* [What is asked]: Repeat only the lines below from the one that contains "Convert this screenshot" through the final line, exactly. Omit pictures.

[Data provided start]

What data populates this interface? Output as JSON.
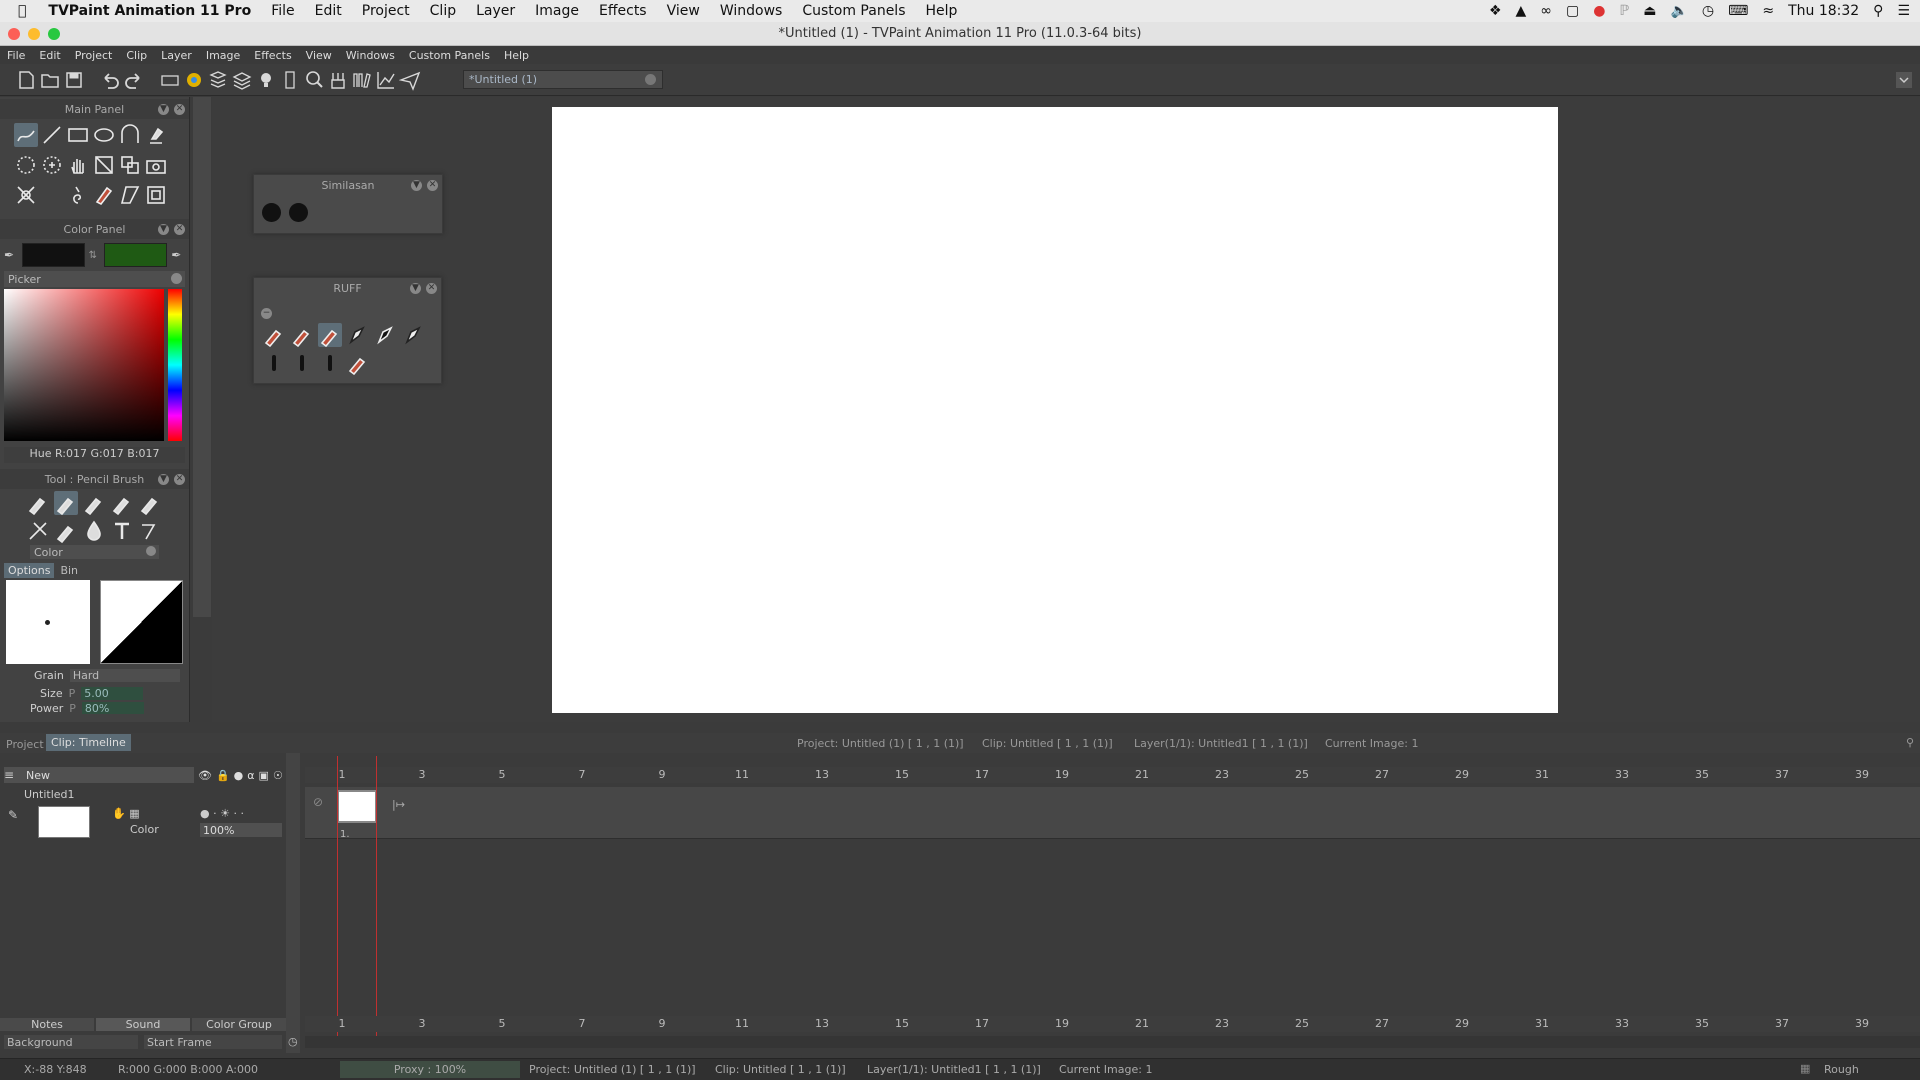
{
  "mac_menubar": {
    "app_name": "TVPaint Animation 11 Pro",
    "items": [
      "File",
      "Edit",
      "Project",
      "Clip",
      "Layer",
      "Image",
      "Effects",
      "View",
      "Windows",
      "Custom Panels",
      "Help"
    ],
    "clock": "Thu 18:32"
  },
  "window": {
    "title": "*Untitled (1) - TVPaint Animation 11 Pro (11.0.3-64 bits)"
  },
  "app_menu": {
    "items": [
      "File",
      "Edit",
      "Project",
      "Clip",
      "Layer",
      "Image",
      "Effects",
      "View",
      "Windows",
      "Custom Panels",
      "Help"
    ]
  },
  "doc_tab": {
    "label": "*Untitled (1)"
  },
  "main_panel": {
    "title": "Main Panel"
  },
  "color_panel": {
    "title": "Color Panel",
    "mode": "Picker",
    "readout": "Hue R:017 G:017 B:017",
    "color_a": "#111111",
    "color_b": "#1f5a14"
  },
  "tool_panel": {
    "title": "Tool : Pencil Brush",
    "mode": "Color",
    "tabs": [
      "Options",
      "Bin"
    ],
    "grain_label": "Grain",
    "grain_value": "Hard",
    "size_label": "Size",
    "size_value": "5.00",
    "power_label": "Power",
    "power_value": "80%",
    "p_flag": "P"
  },
  "similasan_panel": {
    "title": "Similasan"
  },
  "ruff_panel": {
    "title": "RUFF"
  },
  "timeline": {
    "tabs": [
      "Project",
      "Clip: Timeline"
    ],
    "info_project": "Project: Untitled (1) [ 1 , 1  (1)]",
    "info_clip": "Clip: Untitled [ 1 , 1  (1)]",
    "info_layer": "Layer(1/1): Untitled1 [ 1 , 1  (1)]",
    "info_current": "Current Image: 1",
    "layer_dropdown": "New",
    "layer_name": "Untitled1",
    "layer_mode": "Color",
    "layer_opacity": "100%",
    "frame_label": "1.",
    "ruler": [
      "1",
      "3",
      "5",
      "7",
      "9",
      "11",
      "13",
      "15",
      "17",
      "19",
      "21",
      "23",
      "25",
      "27",
      "29",
      "31",
      "33",
      "35",
      "37",
      "39"
    ],
    "bottom_tabs": [
      "Notes",
      "Sound",
      "Color Group"
    ],
    "background_label": "Background",
    "start_frame_label": "Start Frame"
  },
  "status": {
    "coords": "X:-88  Y:848",
    "rgba": "R:000 G:000 B:000 A:000",
    "proxy": "Proxy : 100%",
    "project": "Project: Untitled (1) [ 1 , 1  (1)]",
    "clip": "Clip: Untitled [ 1 , 1  (1)]",
    "layer": "Layer(1/1): Untitled1 [ 1 , 1  (1)]",
    "current": "Current Image: 1",
    "quality": "Rough"
  }
}
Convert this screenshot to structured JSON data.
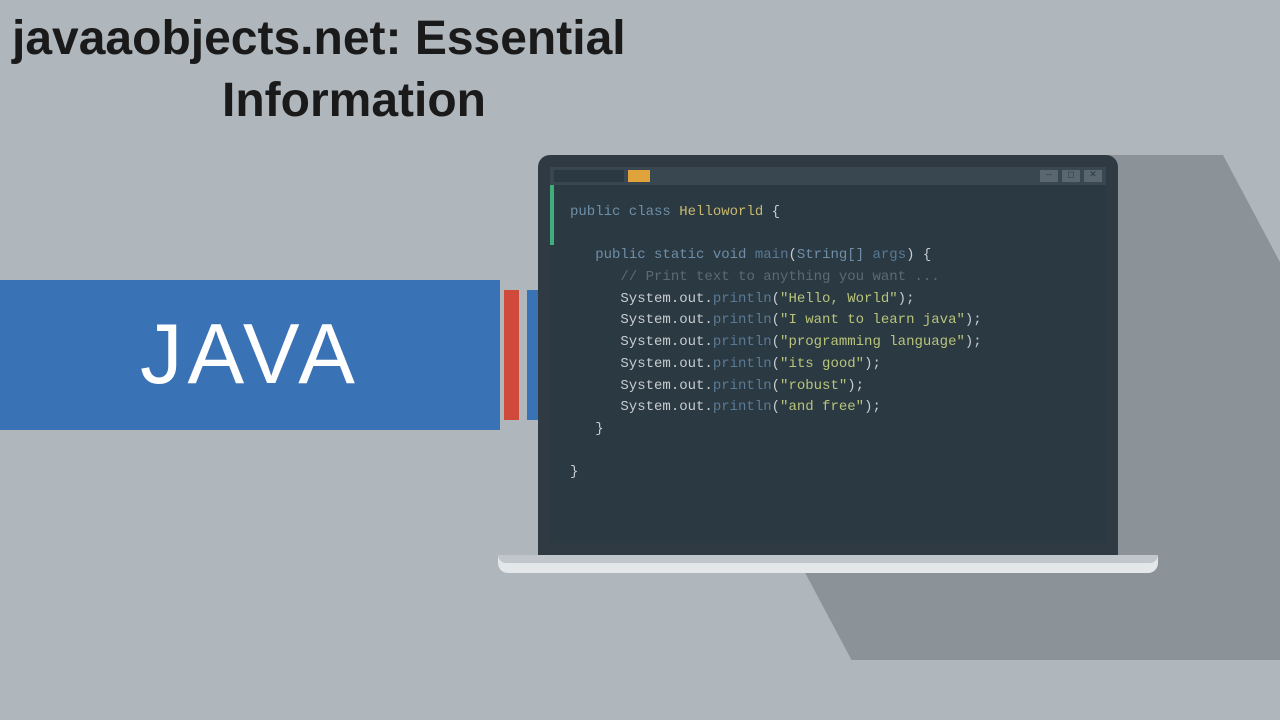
{
  "title_line1": "javaaobjects.net: Essential",
  "title_line2": "Information",
  "banner_text": "JAVA",
  "code": {
    "class_decl_kw": "public class",
    "class_name": "Helloworld",
    "method_decl_kw": "public static void",
    "method_name": "main",
    "params_type": "String[]",
    "params_name": "args",
    "comment": "// Print text to anything you want ...",
    "call_prefix": "System.out.",
    "call_method": "println",
    "lines": [
      "\"Hello, World\"",
      "\"I want to learn java\"",
      "\"programming language\"",
      "\"its good\"",
      "\"robust\"",
      "\"and free\""
    ]
  },
  "window_controls": [
    "—",
    "◻",
    "✕"
  ],
  "stripe_pattern_left": [
    "red",
    "blue"
  ],
  "stripe_pattern_right": [
    "blue",
    "red",
    "blue",
    "red",
    "blue",
    "red",
    "blue"
  ]
}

[Data provided end]

* [Task response]:
Convert this screenshot to structured JSON data.
{
  "title_line1": "javaaobjects.net: Essential",
  "title_line2": "Information",
  "banner_text": "JAVA",
  "code": {
    "class_decl_kw": "public class",
    "class_name": "Helloworld",
    "method_decl_kw": "public static void",
    "method_name": "main",
    "params_type": "String[]",
    "params_name": "args",
    "comment": "// Print text to anything you want ...",
    "call_prefix": "System.out.",
    "call_method": "println",
    "lines": [
      "\"Hello, World\"",
      "\"I want to learn java\"",
      "\"programming language\"",
      "\"its good\"",
      "\"robust\"",
      "\"and free\""
    ]
  },
  "window_controls": [
    "—",
    "◻",
    "✕"
  ],
  "stripe_pattern_left": [
    "red",
    "blue"
  ],
  "stripe_pattern_right": [
    "blue",
    "red",
    "blue",
    "red",
    "blue",
    "red",
    "blue"
  ]
}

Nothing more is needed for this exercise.